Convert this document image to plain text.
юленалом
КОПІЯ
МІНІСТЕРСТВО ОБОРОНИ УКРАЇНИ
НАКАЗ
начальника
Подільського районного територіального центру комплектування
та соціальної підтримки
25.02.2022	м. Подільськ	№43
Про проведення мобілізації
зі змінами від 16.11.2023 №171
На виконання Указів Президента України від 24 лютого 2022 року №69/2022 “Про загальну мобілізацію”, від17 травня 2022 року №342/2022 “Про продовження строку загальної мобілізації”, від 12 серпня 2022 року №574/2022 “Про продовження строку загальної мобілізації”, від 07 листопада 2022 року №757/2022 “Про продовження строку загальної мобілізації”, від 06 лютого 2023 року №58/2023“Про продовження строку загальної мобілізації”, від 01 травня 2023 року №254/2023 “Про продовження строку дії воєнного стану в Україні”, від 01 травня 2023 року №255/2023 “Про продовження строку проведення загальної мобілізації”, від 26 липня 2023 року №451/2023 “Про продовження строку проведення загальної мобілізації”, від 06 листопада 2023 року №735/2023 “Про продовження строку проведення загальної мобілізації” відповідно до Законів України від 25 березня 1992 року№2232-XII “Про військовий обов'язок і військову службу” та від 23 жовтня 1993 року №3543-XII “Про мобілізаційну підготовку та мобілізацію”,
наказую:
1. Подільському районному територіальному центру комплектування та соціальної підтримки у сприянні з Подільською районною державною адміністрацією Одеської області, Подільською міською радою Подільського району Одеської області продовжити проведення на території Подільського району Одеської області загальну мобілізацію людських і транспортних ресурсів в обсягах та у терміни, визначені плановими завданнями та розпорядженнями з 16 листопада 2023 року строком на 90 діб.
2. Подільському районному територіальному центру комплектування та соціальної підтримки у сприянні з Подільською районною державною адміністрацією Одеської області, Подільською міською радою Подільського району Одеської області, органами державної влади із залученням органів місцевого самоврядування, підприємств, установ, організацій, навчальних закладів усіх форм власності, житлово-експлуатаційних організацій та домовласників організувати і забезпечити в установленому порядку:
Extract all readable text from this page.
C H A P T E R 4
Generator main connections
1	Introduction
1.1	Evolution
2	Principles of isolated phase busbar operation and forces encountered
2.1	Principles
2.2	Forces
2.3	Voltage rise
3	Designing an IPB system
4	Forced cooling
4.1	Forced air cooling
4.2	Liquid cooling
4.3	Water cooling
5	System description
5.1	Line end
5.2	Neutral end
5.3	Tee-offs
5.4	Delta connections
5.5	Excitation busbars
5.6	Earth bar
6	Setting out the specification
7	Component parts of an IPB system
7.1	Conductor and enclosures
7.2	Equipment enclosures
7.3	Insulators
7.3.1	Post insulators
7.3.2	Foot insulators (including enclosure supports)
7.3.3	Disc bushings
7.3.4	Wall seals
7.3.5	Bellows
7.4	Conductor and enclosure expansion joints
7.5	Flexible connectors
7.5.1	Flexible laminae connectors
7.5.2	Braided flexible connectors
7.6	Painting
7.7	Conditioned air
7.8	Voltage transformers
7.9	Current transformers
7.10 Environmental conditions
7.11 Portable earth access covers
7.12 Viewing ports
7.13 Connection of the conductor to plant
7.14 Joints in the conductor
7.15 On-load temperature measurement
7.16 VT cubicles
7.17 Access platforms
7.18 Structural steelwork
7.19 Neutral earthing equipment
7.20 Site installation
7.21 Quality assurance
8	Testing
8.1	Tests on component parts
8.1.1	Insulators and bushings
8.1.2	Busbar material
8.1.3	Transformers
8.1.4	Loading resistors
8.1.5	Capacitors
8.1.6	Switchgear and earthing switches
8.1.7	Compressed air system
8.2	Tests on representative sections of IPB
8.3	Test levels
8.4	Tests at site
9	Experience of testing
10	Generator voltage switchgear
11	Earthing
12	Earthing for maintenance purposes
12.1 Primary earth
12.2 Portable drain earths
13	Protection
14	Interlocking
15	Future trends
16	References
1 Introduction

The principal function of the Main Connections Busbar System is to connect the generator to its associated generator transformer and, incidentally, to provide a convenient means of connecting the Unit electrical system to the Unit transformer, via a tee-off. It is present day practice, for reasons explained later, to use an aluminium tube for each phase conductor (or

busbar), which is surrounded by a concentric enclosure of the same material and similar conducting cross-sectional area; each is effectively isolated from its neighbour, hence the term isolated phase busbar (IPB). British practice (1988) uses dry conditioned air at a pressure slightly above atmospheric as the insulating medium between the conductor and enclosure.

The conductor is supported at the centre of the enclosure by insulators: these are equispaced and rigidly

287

^^^^^^^^

### WHAT NEEDS TO BE DONE
Repeat the material above in full, keeping every word.

### SOLUTION TO THIS EXERCISE
Convert this document image to plain text.
юленалом
КОПІЯ
МІНІСТЕРСТВО ОБОРОНИ УКРАЇНИ
НАКАЗ
начальника
Подільського районного територіального центру комплектування
та соціальної підтримки
25.02.2022	м. Подільськ	№43
Про проведення мобілізації
зі змінами від 16.11.2023 №171
На виконання Указів Президента України від 24 лютого 2022 року №69/2022 “Про загальну мобілізацію”, від17 травня 2022 року №342/2022 “Про продовження строку загальної мобілізації”, від 12 серпня 2022 року №574/2022 “Про продовження строку загальної мобілізації”, від 07 листопада 2022 року №757/2022 “Про продовження строку загальної мобілізації”, від 06 лютого 2023 року №58/2023“Про продовження строку загальної мобілізації”, від 01 травня 2023 року №254/2023 “Про продовження строку дії воєнного стану в Україні”, від 01 травня 2023 року №255/2023 “Про продовження строку проведення загальної мобілізації”, від 26 липня 2023 року №451/2023 “Про продовження строку проведення загальної мобілізації”, від 06 листопада 2023 року №735/2023 “Про продовження строку проведення загальної мобілізації” відповідно до Законів України від 25 березня 1992 року№2232-XII “Про військовий обов'язок і військову службу” та від 23 жовтня 1993 року №3543-XII “Про мобілізаційну підготовку та мобілізацію”,
наказую:
1. Подільському районному територіальному центру комплектування та соціальної підтримки у сприянні з Подільською районною державною адміністрацією Одеської області, Подільською міською радою Подільського району Одеської області продовжити проведення на території Подільського району Одеської області загальну мобілізацію людських і транспортних ресурсів в обсягах та у терміни, визначені плановими завданнями та розпорядженнями з 16 листопада 2023 року строком на 90 діб.
2. Подільському районному територіальному центру комплектування та соціальної підтримки у сприянні з Подільською районною державною адміністрацією Одеської області, Подільською міською радою Подільського району Одеської області, органами державної влади із залученням органів місцевого самоврядування, підприємств, установ, організацій, навчальних закладів усіх форм власності, житлово-експлуатаційних організацій та домовласників організувати і забезпечити в установленому порядку:
Extract all readable text from this page.
C H A P T E R 4
Generator main connections
1	Introduction
1.1	Evolution
2	Principles of isolated phase busbar operation and forces encountered
2.1	Principles
2.2	Forces
2.3	Voltage rise
3	Designing an IPB system
4	Forced cooling
4.1	Forced air cooling
4.2	Liquid cooling
4.3	Water cooling
5	System description
5.1	Line end
5.2	Neutral end
5.3	Tee-offs
5.4	Delta connections
5.5	Excitation busbars
5.6	Earth bar
6	Setting out the specification
7	Component parts of an IPB system
7.1	Conductor and enclosures
7.2	Equipment enclosures
7.3	Insulators
7.3.1	Post insulators
7.3.2	Foot insulators (including enclosure supports)
7.3.3	Disc bushings
7.3.4	Wall seals
7.3.5	Bellows
7.4	Conductor and enclosure expansion joints
7.5	Flexible connectors
7.5.1	Flexible laminae connectors
7.5.2	Braided flexible connectors
7.6	Painting
7.7	Conditioned air
7.8	Voltage transformers
7.9	Current transformers
7.10 Environmental conditions
7.11 Portable earth access covers
7.12 Viewing ports
7.13 Connection of the conductor to plant
7.14 Joints in the conductor
7.15 On-load temperature measurement
7.16 VT cubicles
7.17 Access platforms
7.18 Structural steelwork
7.19 Neutral earthing equipment
7.20 Site installation
7.21 Quality assurance
8	Testing
8.1	Tests on component parts
8.1.1	Insulators and bushings
8.1.2	Busbar material
8.1.3	Transformers
8.1.4	Loading resistors
8.1.5	Capacitors
8.1.6	Switchgear and earthing switches
8.1.7	Compressed air system
8.2	Tests on representative sections of IPB
8.3	Test levels
8.4	Tests at site
9	Experience of testing
10	Generator voltage switchgear
11	Earthing
12	Earthing for maintenance purposes
12.1 Primary earth
12.2 Portable drain earths
13	Protection
14	Interlocking
15	Future trends
16	References
1 Introduction

The principal function of the Main Connections Busbar System is to connect the generator to its associated generator transformer and, incidentally, to provide a convenient means of connecting the Unit electrical system to the Unit transformer, via a tee-off. It is present day practice, for reasons explained later, to use an aluminium tube for each phase conductor (or

busbar), which is surrounded by a concentric enclosure of the same material and similar conducting cross-sectional area; each is effectively isolated from its neighbour, hence the term isolated phase busbar (IPB). British practice (1988) uses dry conditioned air at a pressure slightly above atmospheric as the insulating medium between the conductor and enclosure.

The conductor is supported at the centre of the enclosure by insulators: these are equispaced and rigidly

287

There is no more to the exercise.